## CHALLENGE
Only the number is wanted: count the lines in the data with "structured" in them.
* Start INPUT MATERIAL *
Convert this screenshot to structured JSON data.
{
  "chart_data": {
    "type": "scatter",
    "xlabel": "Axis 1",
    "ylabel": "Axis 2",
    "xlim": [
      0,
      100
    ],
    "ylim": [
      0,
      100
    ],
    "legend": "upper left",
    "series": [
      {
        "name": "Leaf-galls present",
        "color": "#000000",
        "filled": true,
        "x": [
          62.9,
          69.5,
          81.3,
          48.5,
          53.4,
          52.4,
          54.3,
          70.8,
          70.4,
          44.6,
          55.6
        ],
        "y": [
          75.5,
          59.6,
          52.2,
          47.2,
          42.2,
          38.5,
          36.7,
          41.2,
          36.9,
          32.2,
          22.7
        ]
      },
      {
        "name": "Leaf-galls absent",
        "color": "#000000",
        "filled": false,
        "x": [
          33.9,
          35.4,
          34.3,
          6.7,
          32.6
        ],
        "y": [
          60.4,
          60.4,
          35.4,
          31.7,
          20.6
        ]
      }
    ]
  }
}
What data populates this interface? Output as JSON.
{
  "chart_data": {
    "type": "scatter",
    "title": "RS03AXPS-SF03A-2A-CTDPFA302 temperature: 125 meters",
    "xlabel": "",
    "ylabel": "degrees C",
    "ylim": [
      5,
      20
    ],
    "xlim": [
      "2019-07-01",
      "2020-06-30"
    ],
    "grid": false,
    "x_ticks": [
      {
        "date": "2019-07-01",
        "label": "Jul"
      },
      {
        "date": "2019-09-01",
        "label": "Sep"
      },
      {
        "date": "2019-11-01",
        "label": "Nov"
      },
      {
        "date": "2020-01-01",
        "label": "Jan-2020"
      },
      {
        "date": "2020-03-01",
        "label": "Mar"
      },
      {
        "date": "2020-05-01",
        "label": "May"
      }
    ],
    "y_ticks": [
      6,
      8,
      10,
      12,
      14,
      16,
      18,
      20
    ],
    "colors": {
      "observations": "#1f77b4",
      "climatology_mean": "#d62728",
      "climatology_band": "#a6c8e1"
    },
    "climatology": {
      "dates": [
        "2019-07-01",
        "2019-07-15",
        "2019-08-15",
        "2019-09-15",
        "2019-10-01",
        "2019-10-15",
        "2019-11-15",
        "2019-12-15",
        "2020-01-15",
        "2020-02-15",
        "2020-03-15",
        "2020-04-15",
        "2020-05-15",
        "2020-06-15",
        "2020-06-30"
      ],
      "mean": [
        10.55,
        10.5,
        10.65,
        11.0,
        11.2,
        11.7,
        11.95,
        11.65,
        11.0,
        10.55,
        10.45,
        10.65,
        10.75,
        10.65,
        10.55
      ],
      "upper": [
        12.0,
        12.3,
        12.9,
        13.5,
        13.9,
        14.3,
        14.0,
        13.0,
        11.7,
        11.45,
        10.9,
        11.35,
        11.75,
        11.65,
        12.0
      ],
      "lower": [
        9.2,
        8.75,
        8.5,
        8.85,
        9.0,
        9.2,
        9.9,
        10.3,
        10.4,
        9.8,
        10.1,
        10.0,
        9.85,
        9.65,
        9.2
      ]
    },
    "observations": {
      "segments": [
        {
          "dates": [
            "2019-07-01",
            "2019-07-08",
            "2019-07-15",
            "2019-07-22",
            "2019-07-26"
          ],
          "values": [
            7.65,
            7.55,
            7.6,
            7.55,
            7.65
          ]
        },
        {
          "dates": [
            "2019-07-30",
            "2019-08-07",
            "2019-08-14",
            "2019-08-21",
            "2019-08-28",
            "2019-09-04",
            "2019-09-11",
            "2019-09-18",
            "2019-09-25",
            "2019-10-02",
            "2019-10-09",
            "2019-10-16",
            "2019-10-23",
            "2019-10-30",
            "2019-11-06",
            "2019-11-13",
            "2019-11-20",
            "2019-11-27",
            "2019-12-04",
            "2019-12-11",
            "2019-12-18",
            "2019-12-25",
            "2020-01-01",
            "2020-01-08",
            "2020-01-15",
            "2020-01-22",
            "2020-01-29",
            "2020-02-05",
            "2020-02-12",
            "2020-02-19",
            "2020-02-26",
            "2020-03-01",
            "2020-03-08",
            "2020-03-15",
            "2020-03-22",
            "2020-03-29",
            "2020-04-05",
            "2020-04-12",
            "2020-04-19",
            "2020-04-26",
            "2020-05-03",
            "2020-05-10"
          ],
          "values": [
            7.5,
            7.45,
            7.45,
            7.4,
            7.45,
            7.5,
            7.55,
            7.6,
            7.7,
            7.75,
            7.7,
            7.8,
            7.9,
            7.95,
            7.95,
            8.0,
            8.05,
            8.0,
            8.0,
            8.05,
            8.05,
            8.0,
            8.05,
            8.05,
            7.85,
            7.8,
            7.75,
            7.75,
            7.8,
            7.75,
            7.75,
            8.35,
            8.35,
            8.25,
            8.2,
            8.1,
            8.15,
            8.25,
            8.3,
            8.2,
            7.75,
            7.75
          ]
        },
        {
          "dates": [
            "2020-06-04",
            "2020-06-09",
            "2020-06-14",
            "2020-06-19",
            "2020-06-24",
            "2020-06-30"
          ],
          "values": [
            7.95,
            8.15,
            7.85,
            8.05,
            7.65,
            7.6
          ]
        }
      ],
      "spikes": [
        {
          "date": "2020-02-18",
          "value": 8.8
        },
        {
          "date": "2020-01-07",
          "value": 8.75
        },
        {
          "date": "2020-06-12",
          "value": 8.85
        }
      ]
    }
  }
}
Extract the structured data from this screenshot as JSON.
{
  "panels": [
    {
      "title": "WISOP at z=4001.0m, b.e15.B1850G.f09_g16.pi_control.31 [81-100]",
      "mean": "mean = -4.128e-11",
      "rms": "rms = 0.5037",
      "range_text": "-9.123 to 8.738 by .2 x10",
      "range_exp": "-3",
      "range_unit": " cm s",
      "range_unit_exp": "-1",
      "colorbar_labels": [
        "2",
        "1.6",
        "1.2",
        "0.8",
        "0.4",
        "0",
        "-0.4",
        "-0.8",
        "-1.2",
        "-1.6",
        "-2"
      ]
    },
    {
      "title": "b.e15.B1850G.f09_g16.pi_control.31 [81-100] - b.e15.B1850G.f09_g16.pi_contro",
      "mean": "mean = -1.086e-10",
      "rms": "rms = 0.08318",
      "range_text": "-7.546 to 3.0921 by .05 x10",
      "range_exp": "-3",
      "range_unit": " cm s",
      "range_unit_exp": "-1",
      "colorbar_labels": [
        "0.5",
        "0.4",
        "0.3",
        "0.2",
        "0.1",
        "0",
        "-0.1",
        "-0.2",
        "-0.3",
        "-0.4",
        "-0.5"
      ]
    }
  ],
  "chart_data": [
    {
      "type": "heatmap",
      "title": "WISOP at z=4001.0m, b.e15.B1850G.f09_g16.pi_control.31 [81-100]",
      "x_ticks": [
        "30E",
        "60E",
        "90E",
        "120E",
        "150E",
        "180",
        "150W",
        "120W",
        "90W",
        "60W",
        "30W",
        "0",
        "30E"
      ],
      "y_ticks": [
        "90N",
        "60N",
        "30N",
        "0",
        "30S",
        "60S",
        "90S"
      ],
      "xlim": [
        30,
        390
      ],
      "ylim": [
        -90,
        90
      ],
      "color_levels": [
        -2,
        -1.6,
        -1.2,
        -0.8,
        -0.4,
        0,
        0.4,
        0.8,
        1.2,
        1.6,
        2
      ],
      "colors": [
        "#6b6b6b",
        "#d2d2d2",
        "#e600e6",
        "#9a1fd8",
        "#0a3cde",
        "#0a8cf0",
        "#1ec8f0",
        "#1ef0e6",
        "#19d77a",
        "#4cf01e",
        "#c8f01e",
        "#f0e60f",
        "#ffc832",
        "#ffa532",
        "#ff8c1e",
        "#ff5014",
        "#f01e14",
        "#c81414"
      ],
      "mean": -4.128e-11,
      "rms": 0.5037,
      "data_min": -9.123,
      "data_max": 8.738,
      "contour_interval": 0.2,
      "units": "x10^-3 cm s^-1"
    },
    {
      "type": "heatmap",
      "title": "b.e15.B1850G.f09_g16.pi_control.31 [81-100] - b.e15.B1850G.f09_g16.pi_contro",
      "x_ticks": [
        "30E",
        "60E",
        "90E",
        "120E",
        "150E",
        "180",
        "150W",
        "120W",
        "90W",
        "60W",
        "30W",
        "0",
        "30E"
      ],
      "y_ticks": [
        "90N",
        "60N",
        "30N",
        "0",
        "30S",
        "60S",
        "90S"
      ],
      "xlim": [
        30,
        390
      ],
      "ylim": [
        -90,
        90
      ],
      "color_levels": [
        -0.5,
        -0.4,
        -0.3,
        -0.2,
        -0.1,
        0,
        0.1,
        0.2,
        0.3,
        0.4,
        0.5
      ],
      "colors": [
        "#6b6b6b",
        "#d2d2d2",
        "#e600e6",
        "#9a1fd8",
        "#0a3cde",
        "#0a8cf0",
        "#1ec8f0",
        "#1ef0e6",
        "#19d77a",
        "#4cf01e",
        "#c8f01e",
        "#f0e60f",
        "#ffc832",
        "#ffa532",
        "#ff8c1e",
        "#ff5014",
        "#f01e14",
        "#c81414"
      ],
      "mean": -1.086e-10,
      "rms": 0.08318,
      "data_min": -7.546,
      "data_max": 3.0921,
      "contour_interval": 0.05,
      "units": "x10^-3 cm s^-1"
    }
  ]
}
* End INPUT MATERIAL *
## THE ANSWER
2